§ **RECORDS FOR THE TASK**:
◆ ◆ ◆ ◆ ◆ ◆ ◆

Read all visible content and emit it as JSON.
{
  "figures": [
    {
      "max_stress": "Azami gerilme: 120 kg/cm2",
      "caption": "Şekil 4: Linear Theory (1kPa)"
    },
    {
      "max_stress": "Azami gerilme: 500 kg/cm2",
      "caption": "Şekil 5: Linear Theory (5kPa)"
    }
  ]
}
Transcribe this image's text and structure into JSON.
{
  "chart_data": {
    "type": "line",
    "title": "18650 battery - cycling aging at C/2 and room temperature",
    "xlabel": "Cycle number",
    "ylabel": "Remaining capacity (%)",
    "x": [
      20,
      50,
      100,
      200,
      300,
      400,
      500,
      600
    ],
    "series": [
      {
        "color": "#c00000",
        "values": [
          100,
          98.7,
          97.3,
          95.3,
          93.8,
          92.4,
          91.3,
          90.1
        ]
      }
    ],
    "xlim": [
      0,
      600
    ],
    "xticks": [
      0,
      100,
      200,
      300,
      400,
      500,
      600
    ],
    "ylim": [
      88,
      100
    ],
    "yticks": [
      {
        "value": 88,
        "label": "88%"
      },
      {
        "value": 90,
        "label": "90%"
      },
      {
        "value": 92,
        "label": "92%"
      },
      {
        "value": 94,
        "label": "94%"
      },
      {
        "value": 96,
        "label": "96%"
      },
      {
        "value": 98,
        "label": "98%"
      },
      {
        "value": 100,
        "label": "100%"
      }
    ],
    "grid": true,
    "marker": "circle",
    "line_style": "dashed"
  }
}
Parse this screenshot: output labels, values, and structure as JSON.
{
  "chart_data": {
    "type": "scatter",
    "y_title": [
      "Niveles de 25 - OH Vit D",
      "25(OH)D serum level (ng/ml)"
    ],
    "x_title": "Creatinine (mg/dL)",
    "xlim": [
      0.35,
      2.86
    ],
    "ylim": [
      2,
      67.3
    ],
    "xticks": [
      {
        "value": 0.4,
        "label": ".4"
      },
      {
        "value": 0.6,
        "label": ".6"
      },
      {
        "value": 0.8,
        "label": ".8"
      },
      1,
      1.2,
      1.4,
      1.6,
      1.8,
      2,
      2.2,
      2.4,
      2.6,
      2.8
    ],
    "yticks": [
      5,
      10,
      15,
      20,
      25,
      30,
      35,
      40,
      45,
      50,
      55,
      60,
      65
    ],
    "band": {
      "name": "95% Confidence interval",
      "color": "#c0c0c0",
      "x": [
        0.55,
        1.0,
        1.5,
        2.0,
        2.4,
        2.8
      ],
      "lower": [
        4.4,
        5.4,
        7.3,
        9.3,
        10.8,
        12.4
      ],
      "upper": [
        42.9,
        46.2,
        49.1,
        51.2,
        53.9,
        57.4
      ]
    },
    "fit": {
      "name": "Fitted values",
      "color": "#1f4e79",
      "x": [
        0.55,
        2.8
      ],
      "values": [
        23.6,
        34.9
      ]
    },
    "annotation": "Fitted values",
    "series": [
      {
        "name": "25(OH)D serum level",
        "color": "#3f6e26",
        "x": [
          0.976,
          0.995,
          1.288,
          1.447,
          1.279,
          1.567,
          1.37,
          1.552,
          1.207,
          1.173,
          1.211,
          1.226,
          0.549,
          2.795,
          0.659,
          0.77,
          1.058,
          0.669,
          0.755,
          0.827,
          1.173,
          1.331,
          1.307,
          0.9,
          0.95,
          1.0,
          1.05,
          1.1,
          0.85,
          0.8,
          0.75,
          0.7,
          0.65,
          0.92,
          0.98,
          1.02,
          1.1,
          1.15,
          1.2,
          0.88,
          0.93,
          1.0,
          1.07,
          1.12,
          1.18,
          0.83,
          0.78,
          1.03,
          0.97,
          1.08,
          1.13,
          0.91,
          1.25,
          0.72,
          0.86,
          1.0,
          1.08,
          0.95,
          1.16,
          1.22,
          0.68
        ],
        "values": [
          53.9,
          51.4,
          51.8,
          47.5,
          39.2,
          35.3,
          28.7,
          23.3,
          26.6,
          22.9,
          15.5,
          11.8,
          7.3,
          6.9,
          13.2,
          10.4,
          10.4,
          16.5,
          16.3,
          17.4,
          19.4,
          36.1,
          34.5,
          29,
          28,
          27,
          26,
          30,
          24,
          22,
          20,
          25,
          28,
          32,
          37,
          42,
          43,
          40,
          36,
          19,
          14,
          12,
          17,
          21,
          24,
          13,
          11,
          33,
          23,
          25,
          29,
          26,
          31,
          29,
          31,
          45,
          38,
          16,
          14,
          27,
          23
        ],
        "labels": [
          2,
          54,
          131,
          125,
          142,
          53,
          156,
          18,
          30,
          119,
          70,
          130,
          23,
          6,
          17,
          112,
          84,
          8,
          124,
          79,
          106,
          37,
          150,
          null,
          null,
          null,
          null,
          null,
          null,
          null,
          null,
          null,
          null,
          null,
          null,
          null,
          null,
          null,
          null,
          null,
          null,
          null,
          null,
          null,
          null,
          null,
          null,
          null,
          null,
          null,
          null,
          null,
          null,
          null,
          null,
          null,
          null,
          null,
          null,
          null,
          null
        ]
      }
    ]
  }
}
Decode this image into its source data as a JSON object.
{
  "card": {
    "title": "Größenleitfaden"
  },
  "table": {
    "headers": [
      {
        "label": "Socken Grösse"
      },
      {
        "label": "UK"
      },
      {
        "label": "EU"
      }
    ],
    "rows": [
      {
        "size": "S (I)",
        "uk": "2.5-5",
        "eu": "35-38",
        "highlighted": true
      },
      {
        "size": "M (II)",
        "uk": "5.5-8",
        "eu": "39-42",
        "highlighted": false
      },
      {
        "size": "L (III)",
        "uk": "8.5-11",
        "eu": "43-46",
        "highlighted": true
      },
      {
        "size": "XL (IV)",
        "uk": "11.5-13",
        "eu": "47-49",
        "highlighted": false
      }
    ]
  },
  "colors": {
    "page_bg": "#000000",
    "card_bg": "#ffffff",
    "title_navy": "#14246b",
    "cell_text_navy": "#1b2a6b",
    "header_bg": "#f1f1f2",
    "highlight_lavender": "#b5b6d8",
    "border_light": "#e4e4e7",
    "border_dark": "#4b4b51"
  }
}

◆ ◆ ◆ ◆ ◆ ◆ ◆

Copy out every line from the one containing "Decode this image" to the end of the material, both ends included.

Decode this image into its source data as a JSON object.
{
  "card": {
    "title": "Größenleitfaden"
  },
  "table": {
    "headers": [
      {
        "label": "Socken Grösse"
      },
      {
        "label": "UK"
      },
      {
        "label": "EU"
      }
    ],
    "rows": [
      {
        "size": "S (I)",
        "uk": "2.5-5",
        "eu": "35-38",
        "highlighted": true
      },
      {
        "size": "M (II)",
        "uk": "5.5-8",
        "eu": "39-42",
        "highlighted": false
      },
      {
        "size": "L (III)",
        "uk": "8.5-11",
        "eu": "43-46",
        "highlighted": true
      },
      {
        "size": "XL (IV)",
        "uk": "11.5-13",
        "eu": "47-49",
        "highlighted": false
      }
    ]
  },
  "colors": {
    "page_bg": "#000000",
    "card_bg": "#ffffff",
    "title_navy": "#14246b",
    "cell_text_navy": "#1b2a6b",
    "header_bg": "#f1f1f2",
    "highlight_lavender": "#b5b6d8",
    "border_light": "#e4e4e7",
    "border_dark": "#4b4b51"
  }
}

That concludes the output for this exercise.